§ Your goal: Filter out every line below that lacks "Kcal", and copy the rest.

_ _ _ _ _

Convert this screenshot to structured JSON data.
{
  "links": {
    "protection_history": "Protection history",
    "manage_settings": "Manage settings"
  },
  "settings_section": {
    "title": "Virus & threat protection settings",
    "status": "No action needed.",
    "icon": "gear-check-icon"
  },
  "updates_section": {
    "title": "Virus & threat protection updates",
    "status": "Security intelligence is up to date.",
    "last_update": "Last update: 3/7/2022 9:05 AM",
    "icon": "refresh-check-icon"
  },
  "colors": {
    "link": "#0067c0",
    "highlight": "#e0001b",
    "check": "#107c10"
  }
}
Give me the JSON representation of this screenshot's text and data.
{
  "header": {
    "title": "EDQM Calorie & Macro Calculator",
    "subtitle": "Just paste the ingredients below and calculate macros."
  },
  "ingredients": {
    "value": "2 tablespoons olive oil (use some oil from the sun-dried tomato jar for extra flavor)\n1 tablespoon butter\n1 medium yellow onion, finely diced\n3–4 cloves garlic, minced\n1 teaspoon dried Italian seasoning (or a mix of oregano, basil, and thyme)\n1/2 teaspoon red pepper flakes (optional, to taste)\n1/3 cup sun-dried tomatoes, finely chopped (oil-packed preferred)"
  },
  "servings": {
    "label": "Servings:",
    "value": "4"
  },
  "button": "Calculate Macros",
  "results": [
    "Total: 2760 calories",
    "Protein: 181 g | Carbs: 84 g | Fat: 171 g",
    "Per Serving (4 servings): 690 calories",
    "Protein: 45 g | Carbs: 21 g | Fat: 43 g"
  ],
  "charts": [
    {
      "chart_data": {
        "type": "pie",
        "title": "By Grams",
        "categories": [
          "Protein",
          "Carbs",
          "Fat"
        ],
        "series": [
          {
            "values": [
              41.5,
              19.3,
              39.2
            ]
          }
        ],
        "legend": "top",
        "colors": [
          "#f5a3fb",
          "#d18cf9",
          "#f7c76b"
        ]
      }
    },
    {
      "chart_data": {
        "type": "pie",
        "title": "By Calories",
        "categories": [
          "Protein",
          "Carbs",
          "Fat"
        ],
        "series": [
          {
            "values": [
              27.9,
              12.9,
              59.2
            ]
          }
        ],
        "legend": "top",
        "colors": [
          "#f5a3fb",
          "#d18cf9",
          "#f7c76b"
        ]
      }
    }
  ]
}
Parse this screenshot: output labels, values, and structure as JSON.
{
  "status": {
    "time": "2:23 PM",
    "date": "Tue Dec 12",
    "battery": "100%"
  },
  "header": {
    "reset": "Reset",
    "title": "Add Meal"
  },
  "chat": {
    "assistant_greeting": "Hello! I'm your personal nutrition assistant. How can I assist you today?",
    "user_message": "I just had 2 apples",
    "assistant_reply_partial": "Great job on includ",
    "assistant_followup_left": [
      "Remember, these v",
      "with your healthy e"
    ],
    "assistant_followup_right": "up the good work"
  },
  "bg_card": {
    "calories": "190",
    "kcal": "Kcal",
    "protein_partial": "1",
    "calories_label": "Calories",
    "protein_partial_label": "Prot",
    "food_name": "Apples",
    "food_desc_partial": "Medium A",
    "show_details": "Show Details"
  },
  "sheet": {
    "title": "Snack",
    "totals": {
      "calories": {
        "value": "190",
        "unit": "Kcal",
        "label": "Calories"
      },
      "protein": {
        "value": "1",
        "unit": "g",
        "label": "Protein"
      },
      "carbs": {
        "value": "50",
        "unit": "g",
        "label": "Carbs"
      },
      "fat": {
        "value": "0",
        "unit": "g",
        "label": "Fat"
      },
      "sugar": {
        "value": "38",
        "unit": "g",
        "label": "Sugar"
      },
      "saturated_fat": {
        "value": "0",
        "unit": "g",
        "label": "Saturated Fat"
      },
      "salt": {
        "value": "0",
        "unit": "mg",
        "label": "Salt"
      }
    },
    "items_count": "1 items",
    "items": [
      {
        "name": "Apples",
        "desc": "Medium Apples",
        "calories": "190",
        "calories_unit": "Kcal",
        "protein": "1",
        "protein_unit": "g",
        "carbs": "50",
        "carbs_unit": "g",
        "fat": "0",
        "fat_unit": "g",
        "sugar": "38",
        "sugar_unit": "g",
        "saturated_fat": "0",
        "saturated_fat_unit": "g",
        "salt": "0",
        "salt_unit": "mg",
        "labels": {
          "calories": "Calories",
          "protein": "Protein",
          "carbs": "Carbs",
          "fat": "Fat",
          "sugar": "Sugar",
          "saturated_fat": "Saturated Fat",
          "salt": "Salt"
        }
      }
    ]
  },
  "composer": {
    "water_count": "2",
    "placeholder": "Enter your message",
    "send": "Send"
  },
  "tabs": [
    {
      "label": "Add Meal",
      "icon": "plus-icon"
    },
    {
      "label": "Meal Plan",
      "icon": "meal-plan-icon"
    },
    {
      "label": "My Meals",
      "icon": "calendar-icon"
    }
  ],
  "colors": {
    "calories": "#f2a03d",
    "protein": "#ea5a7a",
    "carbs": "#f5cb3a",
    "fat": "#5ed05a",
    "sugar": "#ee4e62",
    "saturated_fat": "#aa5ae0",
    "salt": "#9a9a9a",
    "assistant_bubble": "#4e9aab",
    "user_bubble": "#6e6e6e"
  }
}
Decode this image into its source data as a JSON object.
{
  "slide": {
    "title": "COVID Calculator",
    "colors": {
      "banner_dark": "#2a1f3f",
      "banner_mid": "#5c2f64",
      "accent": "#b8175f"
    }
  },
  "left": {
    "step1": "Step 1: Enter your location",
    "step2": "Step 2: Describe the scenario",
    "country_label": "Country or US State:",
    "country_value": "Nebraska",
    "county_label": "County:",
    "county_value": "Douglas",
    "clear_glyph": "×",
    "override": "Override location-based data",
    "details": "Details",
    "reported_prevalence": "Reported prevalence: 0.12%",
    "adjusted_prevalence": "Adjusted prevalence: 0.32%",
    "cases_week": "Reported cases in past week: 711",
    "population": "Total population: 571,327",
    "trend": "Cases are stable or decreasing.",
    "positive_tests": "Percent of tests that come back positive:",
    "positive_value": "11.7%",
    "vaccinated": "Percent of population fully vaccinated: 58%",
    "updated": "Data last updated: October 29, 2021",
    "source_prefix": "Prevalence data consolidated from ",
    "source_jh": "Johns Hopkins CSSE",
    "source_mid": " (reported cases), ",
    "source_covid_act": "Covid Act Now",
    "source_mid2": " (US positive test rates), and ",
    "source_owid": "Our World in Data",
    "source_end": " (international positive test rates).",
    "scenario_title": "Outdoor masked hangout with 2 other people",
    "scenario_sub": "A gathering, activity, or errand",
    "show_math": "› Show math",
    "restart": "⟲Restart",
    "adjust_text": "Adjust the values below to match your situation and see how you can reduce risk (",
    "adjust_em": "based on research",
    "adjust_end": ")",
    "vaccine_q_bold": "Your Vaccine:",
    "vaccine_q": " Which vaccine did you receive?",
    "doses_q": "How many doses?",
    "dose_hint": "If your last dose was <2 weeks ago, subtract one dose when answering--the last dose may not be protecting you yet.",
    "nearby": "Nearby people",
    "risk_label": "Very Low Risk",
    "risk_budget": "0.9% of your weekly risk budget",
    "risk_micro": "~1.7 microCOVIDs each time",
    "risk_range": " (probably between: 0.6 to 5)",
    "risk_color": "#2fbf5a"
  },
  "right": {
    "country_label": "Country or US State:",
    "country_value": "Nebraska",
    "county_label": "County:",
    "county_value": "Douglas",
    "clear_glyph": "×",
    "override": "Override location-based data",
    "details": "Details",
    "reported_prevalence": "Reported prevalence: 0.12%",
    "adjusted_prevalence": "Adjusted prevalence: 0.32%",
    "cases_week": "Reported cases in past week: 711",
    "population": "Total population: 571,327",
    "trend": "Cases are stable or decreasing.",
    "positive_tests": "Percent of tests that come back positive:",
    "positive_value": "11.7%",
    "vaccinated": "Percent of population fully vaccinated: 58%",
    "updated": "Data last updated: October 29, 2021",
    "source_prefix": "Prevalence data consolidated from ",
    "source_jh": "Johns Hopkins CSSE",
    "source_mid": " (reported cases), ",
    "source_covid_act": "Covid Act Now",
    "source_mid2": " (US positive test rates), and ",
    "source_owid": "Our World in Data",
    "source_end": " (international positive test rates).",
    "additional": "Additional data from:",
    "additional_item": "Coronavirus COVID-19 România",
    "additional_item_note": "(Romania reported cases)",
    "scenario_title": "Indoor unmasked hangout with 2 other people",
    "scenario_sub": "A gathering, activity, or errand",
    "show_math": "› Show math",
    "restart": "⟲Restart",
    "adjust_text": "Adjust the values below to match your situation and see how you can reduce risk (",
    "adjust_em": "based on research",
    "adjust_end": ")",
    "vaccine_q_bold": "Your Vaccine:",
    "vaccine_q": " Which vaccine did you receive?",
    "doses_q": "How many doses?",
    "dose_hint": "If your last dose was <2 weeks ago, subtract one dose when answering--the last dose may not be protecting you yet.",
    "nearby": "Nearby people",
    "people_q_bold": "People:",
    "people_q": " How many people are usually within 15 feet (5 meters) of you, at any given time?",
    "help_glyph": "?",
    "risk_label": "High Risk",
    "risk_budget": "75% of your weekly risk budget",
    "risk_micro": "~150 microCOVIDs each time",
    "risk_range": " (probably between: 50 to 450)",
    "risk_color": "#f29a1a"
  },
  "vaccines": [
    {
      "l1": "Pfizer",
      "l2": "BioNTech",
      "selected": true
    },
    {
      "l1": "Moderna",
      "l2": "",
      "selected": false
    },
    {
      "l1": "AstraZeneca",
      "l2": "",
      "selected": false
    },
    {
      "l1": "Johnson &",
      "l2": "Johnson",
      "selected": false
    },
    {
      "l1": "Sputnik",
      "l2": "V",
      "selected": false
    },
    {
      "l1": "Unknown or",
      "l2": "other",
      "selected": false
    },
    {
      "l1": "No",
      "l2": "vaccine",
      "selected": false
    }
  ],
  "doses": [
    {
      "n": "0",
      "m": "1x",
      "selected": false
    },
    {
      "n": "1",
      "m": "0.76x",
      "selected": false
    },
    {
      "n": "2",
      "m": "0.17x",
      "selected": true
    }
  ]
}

_ _ _ _ _

§ Solution:
    "kcal": "Kcal",
        "unit": "Kcal",
        "calories_unit": "Kcal",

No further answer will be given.